Records of where elements appear

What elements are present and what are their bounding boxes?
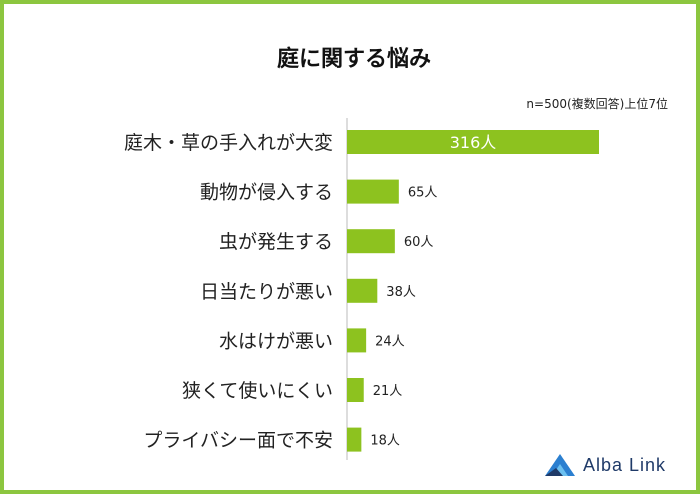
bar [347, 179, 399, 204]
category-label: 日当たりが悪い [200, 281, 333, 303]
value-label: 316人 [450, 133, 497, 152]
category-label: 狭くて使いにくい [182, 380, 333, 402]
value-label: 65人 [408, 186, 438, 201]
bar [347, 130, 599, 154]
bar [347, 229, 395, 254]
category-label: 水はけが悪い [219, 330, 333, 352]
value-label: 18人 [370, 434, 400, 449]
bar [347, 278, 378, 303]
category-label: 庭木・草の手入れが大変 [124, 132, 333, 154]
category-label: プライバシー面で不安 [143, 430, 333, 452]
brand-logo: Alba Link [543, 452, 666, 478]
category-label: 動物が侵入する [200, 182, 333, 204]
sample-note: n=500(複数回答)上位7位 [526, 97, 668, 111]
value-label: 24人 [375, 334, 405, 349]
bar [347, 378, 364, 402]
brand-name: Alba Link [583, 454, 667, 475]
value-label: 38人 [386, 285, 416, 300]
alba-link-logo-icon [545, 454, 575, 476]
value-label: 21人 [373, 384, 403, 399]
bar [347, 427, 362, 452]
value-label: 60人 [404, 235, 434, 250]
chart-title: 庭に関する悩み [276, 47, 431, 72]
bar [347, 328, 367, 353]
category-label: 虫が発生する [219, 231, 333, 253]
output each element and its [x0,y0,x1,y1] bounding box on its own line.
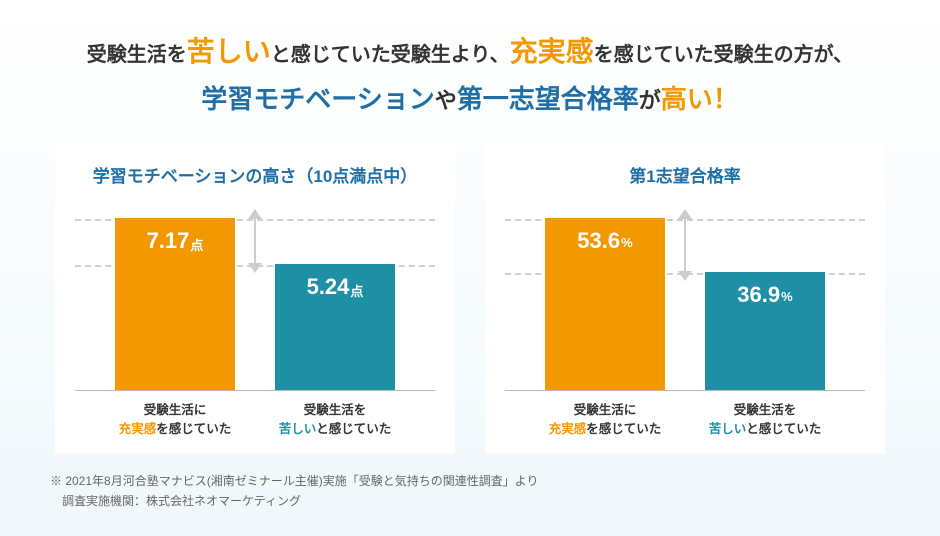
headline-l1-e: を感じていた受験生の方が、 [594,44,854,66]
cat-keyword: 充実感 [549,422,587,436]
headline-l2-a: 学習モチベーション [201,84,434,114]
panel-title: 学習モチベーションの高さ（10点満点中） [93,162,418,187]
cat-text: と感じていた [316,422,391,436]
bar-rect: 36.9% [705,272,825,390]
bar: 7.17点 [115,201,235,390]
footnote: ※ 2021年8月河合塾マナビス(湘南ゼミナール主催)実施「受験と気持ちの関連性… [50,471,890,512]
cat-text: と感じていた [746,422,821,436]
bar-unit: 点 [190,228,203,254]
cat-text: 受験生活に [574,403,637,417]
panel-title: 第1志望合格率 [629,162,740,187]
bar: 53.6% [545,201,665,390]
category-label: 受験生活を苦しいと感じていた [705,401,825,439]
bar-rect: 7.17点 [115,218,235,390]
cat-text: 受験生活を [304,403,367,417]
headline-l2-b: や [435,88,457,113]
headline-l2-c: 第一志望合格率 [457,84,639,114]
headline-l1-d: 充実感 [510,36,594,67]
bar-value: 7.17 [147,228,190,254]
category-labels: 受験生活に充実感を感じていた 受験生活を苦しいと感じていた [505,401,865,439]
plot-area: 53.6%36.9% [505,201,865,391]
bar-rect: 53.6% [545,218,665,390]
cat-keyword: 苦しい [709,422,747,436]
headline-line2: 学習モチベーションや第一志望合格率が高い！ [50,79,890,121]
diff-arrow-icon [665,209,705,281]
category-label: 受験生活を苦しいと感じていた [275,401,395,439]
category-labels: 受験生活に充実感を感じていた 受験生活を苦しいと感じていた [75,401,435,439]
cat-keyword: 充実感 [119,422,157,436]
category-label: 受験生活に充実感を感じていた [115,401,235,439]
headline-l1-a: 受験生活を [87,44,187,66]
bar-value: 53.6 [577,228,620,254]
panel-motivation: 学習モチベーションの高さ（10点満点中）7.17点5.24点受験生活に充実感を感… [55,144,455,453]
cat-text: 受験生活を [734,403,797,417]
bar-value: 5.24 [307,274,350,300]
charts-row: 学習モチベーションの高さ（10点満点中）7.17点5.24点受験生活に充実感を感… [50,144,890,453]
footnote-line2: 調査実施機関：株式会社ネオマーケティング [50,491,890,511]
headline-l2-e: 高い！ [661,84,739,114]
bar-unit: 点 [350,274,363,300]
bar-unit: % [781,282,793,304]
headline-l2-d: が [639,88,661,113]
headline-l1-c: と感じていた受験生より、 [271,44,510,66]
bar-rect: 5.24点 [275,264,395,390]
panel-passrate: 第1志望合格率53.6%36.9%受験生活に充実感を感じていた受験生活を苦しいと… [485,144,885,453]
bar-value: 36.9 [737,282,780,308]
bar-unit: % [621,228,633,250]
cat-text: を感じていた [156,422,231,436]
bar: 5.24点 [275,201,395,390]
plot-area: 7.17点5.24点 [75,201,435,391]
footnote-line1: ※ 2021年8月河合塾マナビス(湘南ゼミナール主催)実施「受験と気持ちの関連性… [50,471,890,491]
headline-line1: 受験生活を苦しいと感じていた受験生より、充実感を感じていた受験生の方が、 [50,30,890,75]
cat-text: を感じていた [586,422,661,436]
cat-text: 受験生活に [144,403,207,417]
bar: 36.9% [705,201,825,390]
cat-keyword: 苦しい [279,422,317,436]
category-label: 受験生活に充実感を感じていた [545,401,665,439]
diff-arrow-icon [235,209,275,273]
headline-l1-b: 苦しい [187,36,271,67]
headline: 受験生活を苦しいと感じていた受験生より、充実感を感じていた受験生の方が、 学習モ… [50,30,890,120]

▶ Problem details:
Report each line of the records that contains the string "panel", copying the full line. Treat uppercase and lowercase letters as different.

▶ Exercise output:
panel-title: 学習モチベーションの高さ（10点満点中） [93,162,418,187]
panel-title: 第1志望合格率 [629,162,740,187]
panel-motivation: 学習モチベーションの高さ（10点満点中）7.17点5.24点受験生活に充実感を感… [55,144,455,453]
panel-passrate: 第1志望合格率53.6%36.9%受験生活に充実感を感じていた受験生活を苦しいと… [485,144,885,453]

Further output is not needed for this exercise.